Task instructions
Reproduce all of the listing below without alteration.

Dataset records

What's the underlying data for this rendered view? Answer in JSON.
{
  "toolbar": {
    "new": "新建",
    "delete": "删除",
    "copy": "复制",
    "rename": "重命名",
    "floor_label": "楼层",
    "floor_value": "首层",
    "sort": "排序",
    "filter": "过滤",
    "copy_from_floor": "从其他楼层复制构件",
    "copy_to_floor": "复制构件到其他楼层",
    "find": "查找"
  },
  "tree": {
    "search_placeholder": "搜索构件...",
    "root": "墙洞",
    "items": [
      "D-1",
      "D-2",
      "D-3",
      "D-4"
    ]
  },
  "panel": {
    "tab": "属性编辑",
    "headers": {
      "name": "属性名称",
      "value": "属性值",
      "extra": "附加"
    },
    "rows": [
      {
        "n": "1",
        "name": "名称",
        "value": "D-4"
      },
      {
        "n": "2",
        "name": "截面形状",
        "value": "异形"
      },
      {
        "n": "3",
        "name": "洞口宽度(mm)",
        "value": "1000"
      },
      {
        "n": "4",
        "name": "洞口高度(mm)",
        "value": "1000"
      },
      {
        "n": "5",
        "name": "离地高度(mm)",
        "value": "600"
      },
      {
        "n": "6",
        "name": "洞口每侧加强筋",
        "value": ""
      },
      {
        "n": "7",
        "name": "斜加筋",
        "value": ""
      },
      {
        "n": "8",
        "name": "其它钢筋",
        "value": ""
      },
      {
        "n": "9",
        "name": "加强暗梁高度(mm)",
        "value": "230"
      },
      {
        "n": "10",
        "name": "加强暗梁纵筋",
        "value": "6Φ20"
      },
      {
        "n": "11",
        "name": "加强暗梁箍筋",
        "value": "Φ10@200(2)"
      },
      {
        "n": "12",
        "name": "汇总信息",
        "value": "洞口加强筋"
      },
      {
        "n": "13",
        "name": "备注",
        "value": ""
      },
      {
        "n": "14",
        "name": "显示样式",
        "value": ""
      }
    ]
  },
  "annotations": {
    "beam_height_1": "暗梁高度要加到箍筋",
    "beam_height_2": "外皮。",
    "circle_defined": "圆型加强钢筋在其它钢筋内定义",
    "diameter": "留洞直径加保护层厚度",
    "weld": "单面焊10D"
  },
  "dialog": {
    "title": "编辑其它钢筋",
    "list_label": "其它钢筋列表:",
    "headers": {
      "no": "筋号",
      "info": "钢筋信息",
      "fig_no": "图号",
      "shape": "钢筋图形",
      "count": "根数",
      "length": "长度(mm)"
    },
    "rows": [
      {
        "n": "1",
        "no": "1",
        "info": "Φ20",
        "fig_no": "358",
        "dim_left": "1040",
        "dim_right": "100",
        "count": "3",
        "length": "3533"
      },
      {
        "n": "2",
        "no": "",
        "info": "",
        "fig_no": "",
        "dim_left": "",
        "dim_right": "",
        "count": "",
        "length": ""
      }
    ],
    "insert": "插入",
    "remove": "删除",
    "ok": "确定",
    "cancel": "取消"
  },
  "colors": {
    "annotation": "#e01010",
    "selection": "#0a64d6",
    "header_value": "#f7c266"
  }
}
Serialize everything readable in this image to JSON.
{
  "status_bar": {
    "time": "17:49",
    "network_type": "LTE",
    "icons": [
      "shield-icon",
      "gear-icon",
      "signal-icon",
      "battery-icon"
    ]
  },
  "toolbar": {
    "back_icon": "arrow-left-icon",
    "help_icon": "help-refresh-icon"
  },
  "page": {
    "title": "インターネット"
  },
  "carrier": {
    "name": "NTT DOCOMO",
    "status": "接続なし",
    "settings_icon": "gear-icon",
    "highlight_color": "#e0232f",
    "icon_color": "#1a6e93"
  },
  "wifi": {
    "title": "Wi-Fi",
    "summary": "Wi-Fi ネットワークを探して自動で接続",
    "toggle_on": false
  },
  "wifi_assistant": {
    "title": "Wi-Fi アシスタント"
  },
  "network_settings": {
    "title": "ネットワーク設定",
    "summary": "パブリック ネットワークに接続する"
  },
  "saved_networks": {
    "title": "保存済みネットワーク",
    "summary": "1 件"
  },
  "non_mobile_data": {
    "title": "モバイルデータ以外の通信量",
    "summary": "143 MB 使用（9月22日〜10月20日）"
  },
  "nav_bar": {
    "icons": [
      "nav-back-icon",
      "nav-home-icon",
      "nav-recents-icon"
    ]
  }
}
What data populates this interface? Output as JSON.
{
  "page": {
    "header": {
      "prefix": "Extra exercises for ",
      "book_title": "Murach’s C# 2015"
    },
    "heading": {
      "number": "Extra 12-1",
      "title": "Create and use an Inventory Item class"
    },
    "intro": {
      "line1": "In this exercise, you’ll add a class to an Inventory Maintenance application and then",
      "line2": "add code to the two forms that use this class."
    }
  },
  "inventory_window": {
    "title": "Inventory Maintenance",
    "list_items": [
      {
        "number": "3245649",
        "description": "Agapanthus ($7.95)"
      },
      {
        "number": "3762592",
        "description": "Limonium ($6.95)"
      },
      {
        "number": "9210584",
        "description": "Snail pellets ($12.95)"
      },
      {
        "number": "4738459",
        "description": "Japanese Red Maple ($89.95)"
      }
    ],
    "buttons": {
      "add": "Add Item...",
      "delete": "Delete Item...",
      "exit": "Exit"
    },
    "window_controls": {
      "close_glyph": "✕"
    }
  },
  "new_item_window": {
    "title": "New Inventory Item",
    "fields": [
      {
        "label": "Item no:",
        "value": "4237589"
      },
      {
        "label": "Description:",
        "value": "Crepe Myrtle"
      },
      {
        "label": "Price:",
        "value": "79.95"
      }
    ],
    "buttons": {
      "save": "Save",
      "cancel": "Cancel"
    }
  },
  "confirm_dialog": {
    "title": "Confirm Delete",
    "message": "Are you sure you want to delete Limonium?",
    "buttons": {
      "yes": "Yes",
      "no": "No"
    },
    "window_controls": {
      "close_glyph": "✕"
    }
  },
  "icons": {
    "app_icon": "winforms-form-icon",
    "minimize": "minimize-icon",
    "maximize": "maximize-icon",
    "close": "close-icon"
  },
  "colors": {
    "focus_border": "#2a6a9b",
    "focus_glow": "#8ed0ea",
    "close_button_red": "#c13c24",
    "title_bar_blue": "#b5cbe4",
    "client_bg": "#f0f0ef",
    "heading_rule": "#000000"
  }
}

The result
What's the underlying data for this rendered view? Answer in JSON.
{
  "toolbar": {
    "new": "新建",
    "delete": "删除",
    "copy": "复制",
    "rename": "重命名",
    "floor_label": "楼层",
    "floor_value": "首层",
    "sort": "排序",
    "filter": "过滤",
    "copy_from_floor": "从其他楼层复制构件",
    "copy_to_floor": "复制构件到其他楼层",
    "find": "查找"
  },
  "tree": {
    "search_placeholder": "搜索构件...",
    "root": "墙洞",
    "items": [
      "D-1",
      "D-2",
      "D-3",
      "D-4"
    ]
  },
  "panel": {
    "tab": "属性编辑",
    "headers": {
      "name": "属性名称",
      "value": "属性值",
      "extra": "附加"
    },
    "rows": [
      {
        "n": "1",
        "name": "名称",
        "value": "D-4"
      },
      {
        "n": "2",
        "name": "截面形状",
        "value": "异形"
      },
      {
        "n": "3",
        "name": "洞口宽度(mm)",
        "value": "1000"
      },
      {
        "n": "4",
        "name": "洞口高度(mm)",
        "value": "1000"
      },
      {
        "n": "5",
        "name": "离地高度(mm)",
        "value": "600"
      },
      {
        "n": "6",
        "name": "洞口每侧加强筋",
        "value": ""
      },
      {
        "n": "7",
        "name": "斜加筋",
        "value": ""
      },
      {
        "n": "8",
        "name": "其它钢筋",
        "value": ""
      },
      {
        "n": "9",
        "name": "加强暗梁高度(mm)",
        "value": "230"
      },
      {
        "n": "10",
        "name": "加强暗梁纵筋",
        "value": "6Φ20"
      },
      {
        "n": "11",
        "name": "加强暗梁箍筋",
        "value": "Φ10@200(2)"
      },
      {
        "n": "12",
        "name": "汇总信息",
        "value": "洞口加强筋"
      },
      {
        "n": "13",
        "name": "备注",
        "value": ""
      },
      {
        "n": "14",
        "name": "显示样式",
        "value": ""
      }
    ]
  },
  "annotations": {
    "beam_height_1": "暗梁高度要加到箍筋",
    "beam_height_2": "外皮。",
    "circle_defined": "圆型加强钢筋在其它钢筋内定义",
    "diameter": "留洞直径加保护层厚度",
    "weld": "单面焊10D"
  },
  "dialog": {
    "title": "编辑其它钢筋",
    "list_label": "其它钢筋列表:",
    "headers": {
      "no": "筋号",
      "info": "钢筋信息",
      "fig_no": "图号",
      "shape": "钢筋图形",
      "count": "根数",
      "length": "长度(mm)"
    },
    "rows": [
      {
        "n": "1",
        "no": "1",
        "info": "Φ20",
        "fig_no": "358",
        "dim_left": "1040",
        "dim_right": "100",
        "count": "3",
        "length": "3533"
      },
      {
        "n": "2",
        "no": "",
        "info": "",
        "fig_no": "",
        "dim_left": "",
        "dim_right": "",
        "count": "",
        "length": ""
      }
    ],
    "insert": "插入",
    "remove": "删除",
    "ok": "确定",
    "cancel": "取消"
  },
  "colors": {
    "annotation": "#e01010",
    "selection": "#0a64d6",
    "header_value": "#f7c266"
  }
}
Serialize everything readable in this image to JSON.
{
  "status_bar": {
    "time": "17:49",
    "network_type": "LTE",
    "icons": [
      "shield-icon",
      "gear-icon",
      "signal-icon",
      "battery-icon"
    ]
  },
  "toolbar": {
    "back_icon": "arrow-left-icon",
    "help_icon": "help-refresh-icon"
  },
  "page": {
    "title": "インターネット"
  },
  "carrier": {
    "name": "NTT DOCOMO",
    "status": "接続なし",
    "settings_icon": "gear-icon",
    "highlight_color": "#e0232f",
    "icon_color": "#1a6e93"
  },
  "wifi": {
    "title": "Wi-Fi",
    "summary": "Wi-Fi ネットワークを探して自動で接続",
    "toggle_on": false
  },
  "wifi_assistant": {
    "title": "Wi-Fi アシスタント"
  },
  "network_settings": {
    "title": "ネットワーク設定",
    "summary": "パブリック ネットワークに接続する"
  },
  "saved_networks": {
    "title": "保存済みネットワーク",
    "summary": "1 件"
  },
  "non_mobile_data": {
    "title": "モバイルデータ以外の通信量",
    "summary": "143 MB 使用（9月22日〜10月20日）"
  },
  "nav_bar": {
    "icons": [
      "nav-back-icon",
      "nav-home-icon",
      "nav-recents-icon"
    ]
  }
}
What data populates this interface? Output as JSON.
{
  "page": {
    "header": {
      "prefix": "Extra exercises for ",
      "book_title": "Murach’s C# 2015"
    },
    "heading": {
      "number": "Extra 12-1",
      "title": "Create and use an Inventory Item class"
    },
    "intro": {
      "line1": "In this exercise, you’ll add a class to an Inventory Maintenance application and then",
      "line2": "add code to the two forms that use this class."
    }
  },
  "inventory_window": {
    "title": "Inventory Maintenance",
    "list_items": [
      {
        "number": "3245649",
        "description": "Agapanthus ($7.95)"
      },
      {
        "number": "3762592",
        "description": "Limonium ($6.95)"
      },
      {
        "number": "9210584",
        "description": "Snail pellets ($12.95)"
      },
      {
        "number": "4738459",
        "description": "Japanese Red Maple ($89.95)"
      }
    ],
    "buttons": {
      "add": "Add Item...",
      "delete": "Delete Item...",
      "exit": "Exit"
    },
    "window_controls": {
      "close_glyph": "✕"
    }
  },
  "new_item_window": {
    "title": "New Inventory Item",
    "fields": [
      {
        "label": "Item no:",
        "value": "4237589"
      },
      {
        "label": "Description:",
        "value": "Crepe Myrtle"
      },
      {
        "label": "Price:",
        "value": "79.95"
      }
    ],
    "buttons": {
      "save": "Save",
      "cancel": "Cancel"
    }
  },
  "confirm_dialog": {
    "title": "Confirm Delete",
    "message": "Are you sure you want to delete Limonium?",
    "buttons": {
      "yes": "Yes",
      "no": "No"
    },
    "window_controls": {
      "close_glyph": "✕"
    }
  },
  "icons": {
    "app_icon": "winforms-form-icon",
    "minimize": "minimize-icon",
    "maximize": "maximize-icon",
    "close": "close-icon"
  },
  "colors": {
    "focus_border": "#2a6a9b",
    "focus_glow": "#8ed0ea",
    "close_button_red": "#c13c24",
    "title_bar_blue": "#b5cbe4",
    "client_bg": "#f0f0ef",
    "heading_rule": "#000000"
  }
}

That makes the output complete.